◆ Instructions to follow:
Only lines containing "milk" are wanted from the data below. Copy those lines.
━━ Material to process
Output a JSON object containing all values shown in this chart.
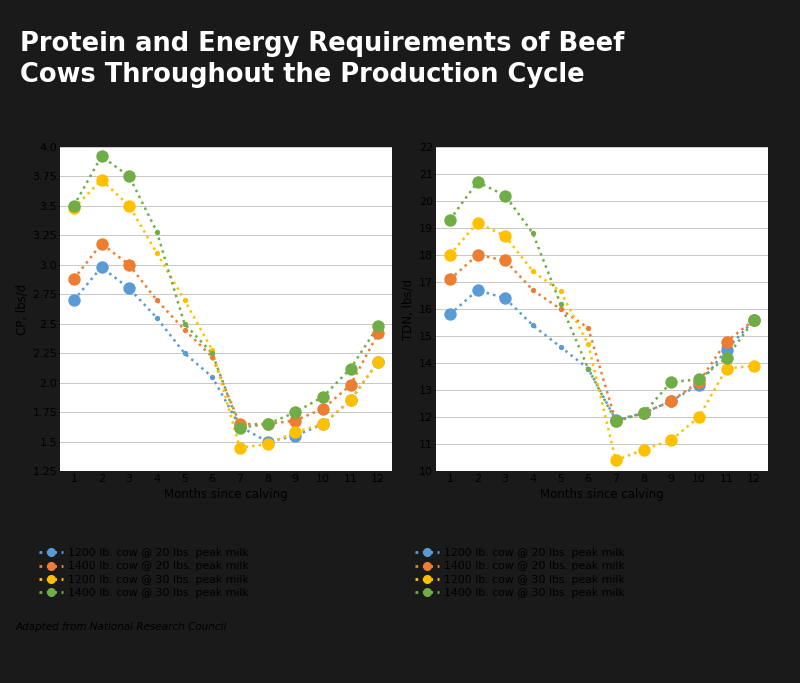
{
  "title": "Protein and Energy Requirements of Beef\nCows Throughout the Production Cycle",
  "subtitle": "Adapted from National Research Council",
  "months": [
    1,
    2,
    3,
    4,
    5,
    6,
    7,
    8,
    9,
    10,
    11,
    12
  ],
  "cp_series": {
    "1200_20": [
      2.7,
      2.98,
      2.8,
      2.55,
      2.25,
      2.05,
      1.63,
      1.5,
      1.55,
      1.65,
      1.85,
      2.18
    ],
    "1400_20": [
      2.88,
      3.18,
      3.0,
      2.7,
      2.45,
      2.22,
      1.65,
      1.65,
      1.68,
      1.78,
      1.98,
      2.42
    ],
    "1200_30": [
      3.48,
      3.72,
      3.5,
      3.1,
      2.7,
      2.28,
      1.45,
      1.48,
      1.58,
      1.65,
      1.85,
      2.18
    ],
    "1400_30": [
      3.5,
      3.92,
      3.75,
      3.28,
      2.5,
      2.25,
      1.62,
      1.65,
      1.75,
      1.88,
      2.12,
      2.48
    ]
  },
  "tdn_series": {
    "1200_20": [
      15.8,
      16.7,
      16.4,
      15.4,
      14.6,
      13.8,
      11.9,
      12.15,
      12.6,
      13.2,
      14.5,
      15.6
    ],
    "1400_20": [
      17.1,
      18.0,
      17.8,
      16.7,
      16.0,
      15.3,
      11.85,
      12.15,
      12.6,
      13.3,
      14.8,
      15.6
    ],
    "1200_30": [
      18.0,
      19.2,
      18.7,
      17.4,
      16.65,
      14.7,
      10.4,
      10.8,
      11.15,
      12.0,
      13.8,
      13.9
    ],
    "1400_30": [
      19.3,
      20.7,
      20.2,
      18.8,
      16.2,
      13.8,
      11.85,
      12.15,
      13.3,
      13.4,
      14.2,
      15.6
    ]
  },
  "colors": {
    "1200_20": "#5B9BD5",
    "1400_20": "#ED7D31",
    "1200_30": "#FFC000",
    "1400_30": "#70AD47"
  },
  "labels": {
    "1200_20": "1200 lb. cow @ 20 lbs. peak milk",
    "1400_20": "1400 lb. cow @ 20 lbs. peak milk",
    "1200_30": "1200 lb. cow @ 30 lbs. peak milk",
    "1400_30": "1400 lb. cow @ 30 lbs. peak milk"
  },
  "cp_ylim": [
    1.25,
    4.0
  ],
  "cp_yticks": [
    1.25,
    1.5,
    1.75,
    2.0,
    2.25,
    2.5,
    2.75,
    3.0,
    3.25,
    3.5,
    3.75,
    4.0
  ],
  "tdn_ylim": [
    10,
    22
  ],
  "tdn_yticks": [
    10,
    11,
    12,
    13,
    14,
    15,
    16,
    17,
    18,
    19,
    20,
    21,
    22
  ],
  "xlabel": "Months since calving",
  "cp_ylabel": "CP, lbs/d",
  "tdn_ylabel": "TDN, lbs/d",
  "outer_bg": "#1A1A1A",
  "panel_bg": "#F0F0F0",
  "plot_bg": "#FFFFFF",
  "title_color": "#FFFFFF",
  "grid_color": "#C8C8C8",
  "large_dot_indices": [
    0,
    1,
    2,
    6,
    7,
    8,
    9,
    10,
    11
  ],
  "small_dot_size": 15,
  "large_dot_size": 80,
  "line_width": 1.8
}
━━━━
━━ Material to process
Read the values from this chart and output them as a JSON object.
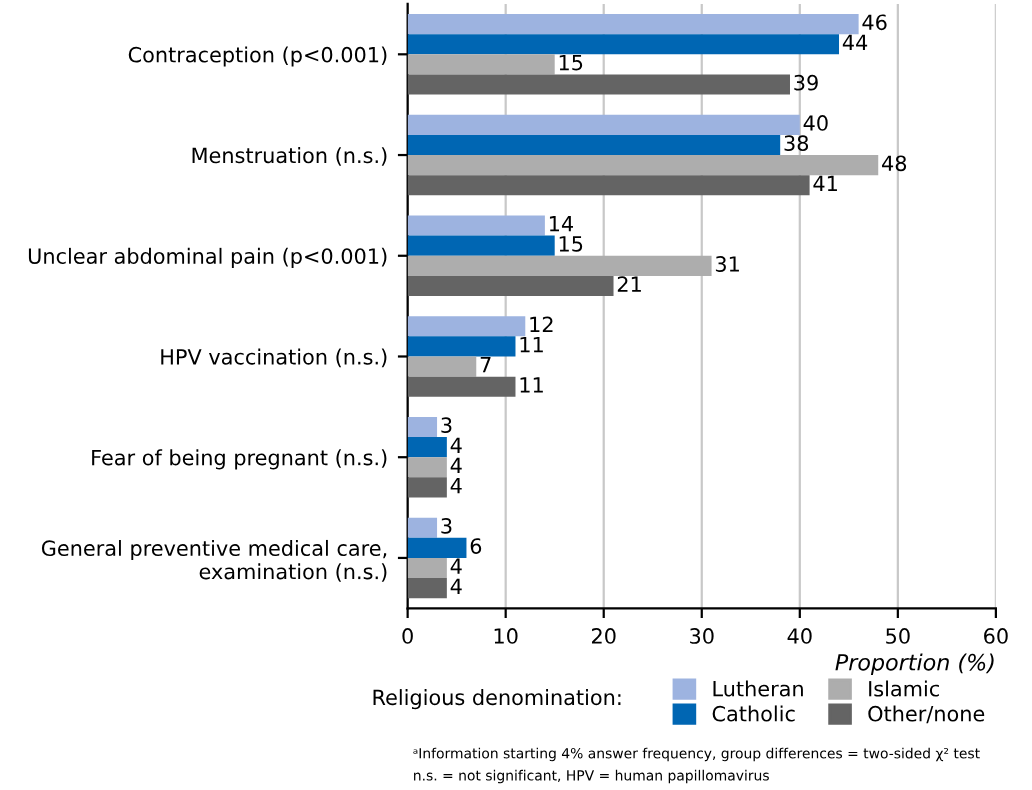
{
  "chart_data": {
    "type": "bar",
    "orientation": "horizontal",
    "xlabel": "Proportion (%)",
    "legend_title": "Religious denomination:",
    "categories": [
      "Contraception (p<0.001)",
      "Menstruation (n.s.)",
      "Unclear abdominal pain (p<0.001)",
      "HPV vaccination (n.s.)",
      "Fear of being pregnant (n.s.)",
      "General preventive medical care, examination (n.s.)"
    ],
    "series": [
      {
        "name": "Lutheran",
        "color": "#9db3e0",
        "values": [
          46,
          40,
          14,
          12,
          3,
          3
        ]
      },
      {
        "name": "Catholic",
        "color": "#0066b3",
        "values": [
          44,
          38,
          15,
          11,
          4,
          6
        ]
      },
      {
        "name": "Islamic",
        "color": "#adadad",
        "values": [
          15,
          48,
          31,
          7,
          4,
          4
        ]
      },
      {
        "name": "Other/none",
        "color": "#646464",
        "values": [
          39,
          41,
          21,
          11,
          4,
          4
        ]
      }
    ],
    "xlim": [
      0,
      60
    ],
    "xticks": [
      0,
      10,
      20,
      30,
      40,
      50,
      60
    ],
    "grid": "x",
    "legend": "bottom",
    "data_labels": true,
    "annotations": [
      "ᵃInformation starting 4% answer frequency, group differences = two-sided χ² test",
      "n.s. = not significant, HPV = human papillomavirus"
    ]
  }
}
━━━━
◆ Reply to the exercise:
    "1200_20": "1200 lb. cow @ 20 lbs. peak milk",
    "1400_20": "1400 lb. cow @ 20 lbs. peak milk",
    "1200_30": "1200 lb. cow @ 30 lbs. peak milk",
    "1400_30": "1400 lb. cow @ 30 lbs. peak milk"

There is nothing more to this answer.